▶ _WHAT YOU WILL DO_
Could you print all the entries exactly?

■ ■ ■ ■ ■ ■ ■

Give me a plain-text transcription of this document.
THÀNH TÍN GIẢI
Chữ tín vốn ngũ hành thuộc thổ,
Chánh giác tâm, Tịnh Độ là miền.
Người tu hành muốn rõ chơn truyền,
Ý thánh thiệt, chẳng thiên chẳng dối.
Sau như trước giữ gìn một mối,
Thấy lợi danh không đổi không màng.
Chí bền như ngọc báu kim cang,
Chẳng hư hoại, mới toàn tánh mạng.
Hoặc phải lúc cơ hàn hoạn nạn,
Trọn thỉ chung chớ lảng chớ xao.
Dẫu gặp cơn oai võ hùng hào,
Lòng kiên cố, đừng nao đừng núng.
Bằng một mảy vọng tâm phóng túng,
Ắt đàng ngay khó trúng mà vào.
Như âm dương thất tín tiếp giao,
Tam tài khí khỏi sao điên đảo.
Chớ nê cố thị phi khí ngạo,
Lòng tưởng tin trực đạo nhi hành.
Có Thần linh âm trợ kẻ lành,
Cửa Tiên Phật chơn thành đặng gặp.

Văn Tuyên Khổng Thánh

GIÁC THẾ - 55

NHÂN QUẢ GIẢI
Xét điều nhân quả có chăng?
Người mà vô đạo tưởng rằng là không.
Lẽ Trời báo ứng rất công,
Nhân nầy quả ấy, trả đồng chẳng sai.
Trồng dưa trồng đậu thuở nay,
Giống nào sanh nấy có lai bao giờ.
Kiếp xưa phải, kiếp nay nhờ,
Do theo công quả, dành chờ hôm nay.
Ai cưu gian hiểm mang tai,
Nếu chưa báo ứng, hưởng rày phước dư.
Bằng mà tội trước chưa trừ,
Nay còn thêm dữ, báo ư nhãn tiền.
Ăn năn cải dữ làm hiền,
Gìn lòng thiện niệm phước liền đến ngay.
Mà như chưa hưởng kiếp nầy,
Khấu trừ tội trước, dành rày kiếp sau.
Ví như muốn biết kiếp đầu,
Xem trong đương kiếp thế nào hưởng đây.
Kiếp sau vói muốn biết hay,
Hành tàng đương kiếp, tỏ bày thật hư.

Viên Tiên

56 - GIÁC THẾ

■ ■ ■ ■ ■ ■ ■

▶ _EXERCISE ANSWER_
Give me a plain-text transcription of this document.
THÀNH TÍN GIẢI
Chữ tín vốn ngũ hành thuộc thổ,
Chánh giác tâm, Tịnh Độ là miền.
Người tu hành muốn rõ chơn truyền,
Ý thánh thiệt, chẳng thiên chẳng dối.
Sau như trước giữ gìn một mối,
Thấy lợi danh không đổi không màng.
Chí bền như ngọc báu kim cang,
Chẳng hư hoại, mới toàn tánh mạng.
Hoặc phải lúc cơ hàn hoạn nạn,
Trọn thỉ chung chớ lảng chớ xao.
Dẫu gặp cơn oai võ hùng hào,
Lòng kiên cố, đừng nao đừng núng.
Bằng một mảy vọng tâm phóng túng,
Ắt đàng ngay khó trúng mà vào.
Như âm dương thất tín tiếp giao,
Tam tài khí khỏi sao điên đảo.
Chớ nê cố thị phi khí ngạo,
Lòng tưởng tin trực đạo nhi hành.
Có Thần linh âm trợ kẻ lành,
Cửa Tiên Phật chơn thành đặng gặp.

Văn Tuyên Khổng Thánh

GIÁC THẾ - 55

NHÂN QUẢ GIẢI
Xét điều nhân quả có chăng?
Người mà vô đạo tưởng rằng là không.
Lẽ Trời báo ứng rất công,
Nhân nầy quả ấy, trả đồng chẳng sai.
Trồng dưa trồng đậu thuở nay,
Giống nào sanh nấy có lai bao giờ.
Kiếp xưa phải, kiếp nay nhờ,
Do theo công quả, dành chờ hôm nay.
Ai cưu gian hiểm mang tai,
Nếu chưa báo ứng, hưởng rày phước dư.
Bằng mà tội trước chưa trừ,
Nay còn thêm dữ, báo ư nhãn tiền.
Ăn năn cải dữ làm hiền,
Gìn lòng thiện niệm phước liền đến ngay.
Mà như chưa hưởng kiếp nầy,
Khấu trừ tội trước, dành rày kiếp sau.
Ví như muốn biết kiếp đầu,
Xem trong đương kiếp thế nào hưởng đây.
Kiếp sau vói muốn biết hay,
Hành tàng đương kiếp, tỏ bày thật hư.

Viên Tiên

56 - GIÁC THẾ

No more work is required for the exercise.